# Objective:
Copy each line in the data that includes the word "Joint".

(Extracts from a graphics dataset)
####
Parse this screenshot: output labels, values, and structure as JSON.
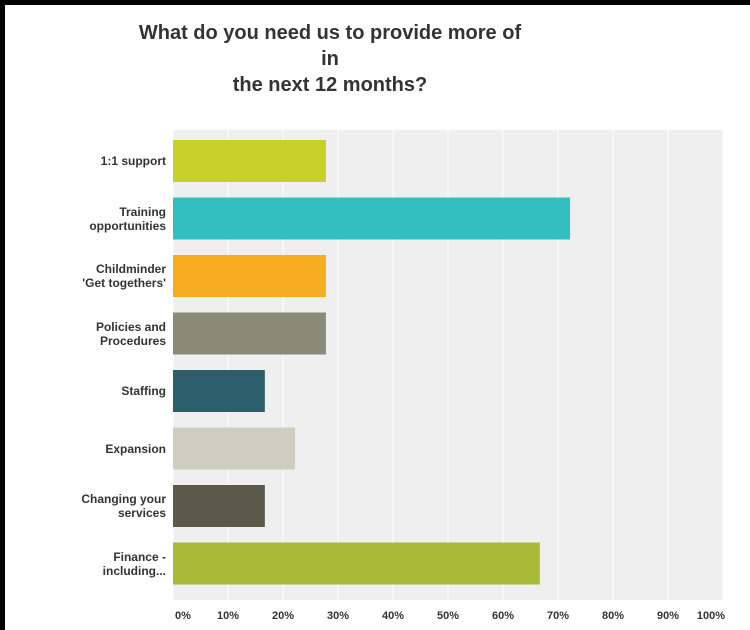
{
  "chart_data": {
    "type": "bar",
    "orientation": "horizontal",
    "title": "What do you need us to provide more of in the next 12 months?",
    "title_lines": [
      "What do you need us to provide more of in",
      "the next 12 months?"
    ],
    "categories": [
      [
        "1:1 support"
      ],
      [
        "Training",
        "opportunities"
      ],
      [
        "Childminder",
        "'Get togethers'"
      ],
      [
        "Policies and",
        "Procedures"
      ],
      [
        "Staffing"
      ],
      [
        "Expansion"
      ],
      [
        "Changing your",
        "services"
      ],
      [
        "Finance -",
        "including..."
      ]
    ],
    "values": [
      27.8,
      72.2,
      27.8,
      27.8,
      16.7,
      22.2,
      16.7,
      66.7
    ],
    "colors": [
      "#c8d02c",
      "#33bec0",
      "#f7ad1f",
      "#898a77",
      "#2c5f6b",
      "#cfcdbf",
      "#5b594a",
      "#a8ba37"
    ],
    "xlim": [
      0,
      100
    ],
    "xticks": [
      "0%",
      "10%",
      "20%",
      "30%",
      "40%",
      "50%",
      "60%",
      "70%",
      "80%",
      "90%",
      "100%"
    ],
    "grid": true,
    "plot_background": "#efefef"
  }
}
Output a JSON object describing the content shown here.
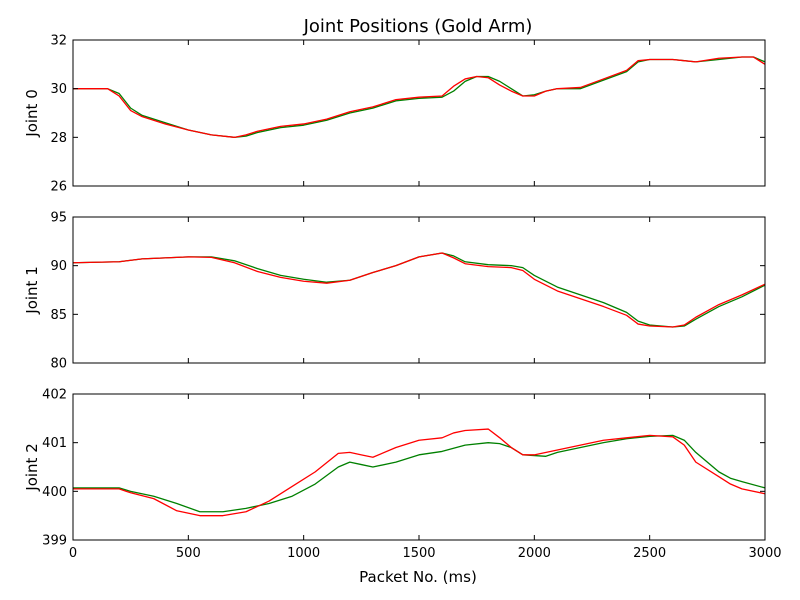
{
  "figure": {
    "title": "Joint Positions (Gold Arm)",
    "xlabel": "Packet No. (ms)"
  },
  "colors": {
    "series_a": "#008000",
    "series_b": "#ff0000",
    "axes": "#000000",
    "background": "#ffffff"
  },
  "chart_data": [
    {
      "type": "line",
      "ylabel": "Joint 0",
      "xlim": [
        0,
        3000
      ],
      "ylim": [
        26,
        32
      ],
      "yticks": [
        26,
        28,
        30,
        32
      ],
      "xticks": [],
      "grid": false,
      "series": [
        {
          "color": "#008000",
          "points": [
            [
              0,
              30.0
            ],
            [
              150,
              30.0
            ],
            [
              200,
              29.8
            ],
            [
              250,
              29.2
            ],
            [
              300,
              28.9
            ],
            [
              400,
              28.6
            ],
            [
              500,
              28.3
            ],
            [
              600,
              28.1
            ],
            [
              700,
              28.0
            ],
            [
              750,
              28.05
            ],
            [
              800,
              28.2
            ],
            [
              900,
              28.4
            ],
            [
              1000,
              28.5
            ],
            [
              1100,
              28.7
            ],
            [
              1200,
              29.0
            ],
            [
              1300,
              29.2
            ],
            [
              1400,
              29.5
            ],
            [
              1500,
              29.6
            ],
            [
              1600,
              29.65
            ],
            [
              1650,
              29.9
            ],
            [
              1700,
              30.3
            ],
            [
              1750,
              30.5
            ],
            [
              1800,
              30.5
            ],
            [
              1850,
              30.3
            ],
            [
              1900,
              30.0
            ],
            [
              1950,
              29.7
            ],
            [
              2000,
              29.75
            ],
            [
              2050,
              29.9
            ],
            [
              2100,
              30.0
            ],
            [
              2200,
              30.0
            ],
            [
              2300,
              30.35
            ],
            [
              2400,
              30.7
            ],
            [
              2450,
              31.1
            ],
            [
              2500,
              31.2
            ],
            [
              2600,
              31.2
            ],
            [
              2650,
              31.15
            ],
            [
              2700,
              31.1
            ],
            [
              2800,
              31.2
            ],
            [
              2900,
              31.3
            ],
            [
              2950,
              31.3
            ],
            [
              3000,
              31.1
            ]
          ]
        },
        {
          "color": "#ff0000",
          "points": [
            [
              0,
              30.0
            ],
            [
              150,
              30.0
            ],
            [
              200,
              29.7
            ],
            [
              250,
              29.1
            ],
            [
              300,
              28.85
            ],
            [
              400,
              28.55
            ],
            [
              500,
              28.3
            ],
            [
              600,
              28.1
            ],
            [
              700,
              28.0
            ],
            [
              750,
              28.1
            ],
            [
              800,
              28.25
            ],
            [
              900,
              28.45
            ],
            [
              1000,
              28.55
            ],
            [
              1100,
              28.75
            ],
            [
              1200,
              29.05
            ],
            [
              1300,
              29.25
            ],
            [
              1400,
              29.55
            ],
            [
              1500,
              29.65
            ],
            [
              1600,
              29.7
            ],
            [
              1650,
              30.1
            ],
            [
              1700,
              30.4
            ],
            [
              1750,
              30.5
            ],
            [
              1800,
              30.45
            ],
            [
              1850,
              30.15
            ],
            [
              1900,
              29.9
            ],
            [
              1950,
              29.7
            ],
            [
              2000,
              29.7
            ],
            [
              2050,
              29.9
            ],
            [
              2100,
              30.0
            ],
            [
              2200,
              30.05
            ],
            [
              2300,
              30.4
            ],
            [
              2400,
              30.75
            ],
            [
              2450,
              31.15
            ],
            [
              2500,
              31.2
            ],
            [
              2600,
              31.2
            ],
            [
              2650,
              31.15
            ],
            [
              2700,
              31.1
            ],
            [
              2800,
              31.25
            ],
            [
              2900,
              31.3
            ],
            [
              2950,
              31.3
            ],
            [
              3000,
              31.0
            ]
          ]
        }
      ]
    },
    {
      "type": "line",
      "ylabel": "Joint 1",
      "xlim": [
        0,
        3000
      ],
      "ylim": [
        80,
        95
      ],
      "yticks": [
        80,
        85,
        90,
        95
      ],
      "xticks": [],
      "grid": false,
      "series": [
        {
          "color": "#008000",
          "points": [
            [
              0,
              90.3
            ],
            [
              200,
              90.4
            ],
            [
              300,
              90.7
            ],
            [
              400,
              90.8
            ],
            [
              500,
              90.9
            ],
            [
              600,
              90.9
            ],
            [
              700,
              90.5
            ],
            [
              800,
              89.7
            ],
            [
              900,
              89.0
            ],
            [
              1000,
              88.6
            ],
            [
              1100,
              88.3
            ],
            [
              1200,
              88.5
            ],
            [
              1300,
              89.3
            ],
            [
              1400,
              90.0
            ],
            [
              1500,
              90.9
            ],
            [
              1600,
              91.3
            ],
            [
              1650,
              91.0
            ],
            [
              1700,
              90.4
            ],
            [
              1800,
              90.1
            ],
            [
              1900,
              90.0
            ],
            [
              1950,
              89.8
            ],
            [
              2000,
              89.0
            ],
            [
              2100,
              87.8
            ],
            [
              2200,
              87.0
            ],
            [
              2300,
              86.2
            ],
            [
              2400,
              85.2
            ],
            [
              2450,
              84.3
            ],
            [
              2500,
              83.9
            ],
            [
              2600,
              83.7
            ],
            [
              2650,
              83.8
            ],
            [
              2700,
              84.5
            ],
            [
              2800,
              85.8
            ],
            [
              2900,
              86.8
            ],
            [
              3000,
              88.0
            ]
          ]
        },
        {
          "color": "#ff0000",
          "points": [
            [
              0,
              90.3
            ],
            [
              200,
              90.4
            ],
            [
              300,
              90.7
            ],
            [
              400,
              90.8
            ],
            [
              500,
              90.9
            ],
            [
              600,
              90.85
            ],
            [
              700,
              90.3
            ],
            [
              800,
              89.4
            ],
            [
              900,
              88.8
            ],
            [
              1000,
              88.4
            ],
            [
              1100,
              88.2
            ],
            [
              1200,
              88.5
            ],
            [
              1300,
              89.3
            ],
            [
              1400,
              90.0
            ],
            [
              1500,
              90.9
            ],
            [
              1600,
              91.3
            ],
            [
              1650,
              90.8
            ],
            [
              1700,
              90.2
            ],
            [
              1800,
              89.9
            ],
            [
              1900,
              89.8
            ],
            [
              1950,
              89.5
            ],
            [
              2000,
              88.6
            ],
            [
              2100,
              87.4
            ],
            [
              2200,
              86.6
            ],
            [
              2300,
              85.8
            ],
            [
              2400,
              84.9
            ],
            [
              2450,
              84.0
            ],
            [
              2500,
              83.8
            ],
            [
              2600,
              83.7
            ],
            [
              2650,
              83.9
            ],
            [
              2700,
              84.7
            ],
            [
              2800,
              86.0
            ],
            [
              2900,
              87.0
            ],
            [
              3000,
              88.1
            ]
          ]
        }
      ]
    },
    {
      "type": "line",
      "ylabel": "Joint 2",
      "xlim": [
        0,
        3000
      ],
      "ylim": [
        399,
        402
      ],
      "yticks": [
        399,
        400,
        401,
        402
      ],
      "xticks": [
        0,
        500,
        1000,
        1500,
        2000,
        2500,
        3000
      ],
      "grid": false,
      "series": [
        {
          "color": "#008000",
          "points": [
            [
              0,
              400.07
            ],
            [
              200,
              400.07
            ],
            [
              250,
              400.0
            ],
            [
              350,
              399.9
            ],
            [
              450,
              399.75
            ],
            [
              550,
              399.58
            ],
            [
              650,
              399.58
            ],
            [
              750,
              399.65
            ],
            [
              850,
              399.75
            ],
            [
              950,
              399.9
            ],
            [
              1050,
              400.15
            ],
            [
              1150,
              400.5
            ],
            [
              1200,
              400.6
            ],
            [
              1250,
              400.55
            ],
            [
              1300,
              400.5
            ],
            [
              1400,
              400.6
            ],
            [
              1500,
              400.75
            ],
            [
              1600,
              400.82
            ],
            [
              1700,
              400.95
            ],
            [
              1800,
              401.0
            ],
            [
              1850,
              400.98
            ],
            [
              1900,
              400.9
            ],
            [
              1950,
              400.75
            ],
            [
              2050,
              400.72
            ],
            [
              2100,
              400.8
            ],
            [
              2200,
              400.9
            ],
            [
              2300,
              401.0
            ],
            [
              2400,
              401.08
            ],
            [
              2500,
              401.13
            ],
            [
              2600,
              401.15
            ],
            [
              2650,
              401.05
            ],
            [
              2700,
              400.8
            ],
            [
              2800,
              400.4
            ],
            [
              2850,
              400.27
            ],
            [
              2900,
              400.2
            ],
            [
              3000,
              400.07
            ]
          ]
        },
        {
          "color": "#ff0000",
          "points": [
            [
              0,
              400.05
            ],
            [
              200,
              400.05
            ],
            [
              250,
              399.97
            ],
            [
              350,
              399.85
            ],
            [
              450,
              399.6
            ],
            [
              550,
              399.5
            ],
            [
              650,
              399.5
            ],
            [
              750,
              399.58
            ],
            [
              850,
              399.8
            ],
            [
              950,
              400.1
            ],
            [
              1050,
              400.4
            ],
            [
              1150,
              400.78
            ],
            [
              1200,
              400.8
            ],
            [
              1250,
              400.75
            ],
            [
              1300,
              400.7
            ],
            [
              1400,
              400.9
            ],
            [
              1500,
              401.05
            ],
            [
              1600,
              401.1
            ],
            [
              1650,
              401.2
            ],
            [
              1700,
              401.25
            ],
            [
              1800,
              401.28
            ],
            [
              1850,
              401.1
            ],
            [
              1900,
              400.9
            ],
            [
              1950,
              400.75
            ],
            [
              2000,
              400.75
            ],
            [
              2100,
              400.85
            ],
            [
              2200,
              400.95
            ],
            [
              2300,
              401.05
            ],
            [
              2400,
              401.1
            ],
            [
              2500,
              401.15
            ],
            [
              2600,
              401.12
            ],
            [
              2650,
              400.95
            ],
            [
              2700,
              400.6
            ],
            [
              2800,
              400.3
            ],
            [
              2850,
              400.15
            ],
            [
              2900,
              400.05
            ],
            [
              3000,
              399.95
            ]
          ]
        }
      ]
    }
  ]
}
####
# Finished task:
    "title": "Joint Positions (Gold Arm)",
      "ylabel": "Joint 0",
      "ylabel": "Joint 1",
      "ylabel": "Joint 2",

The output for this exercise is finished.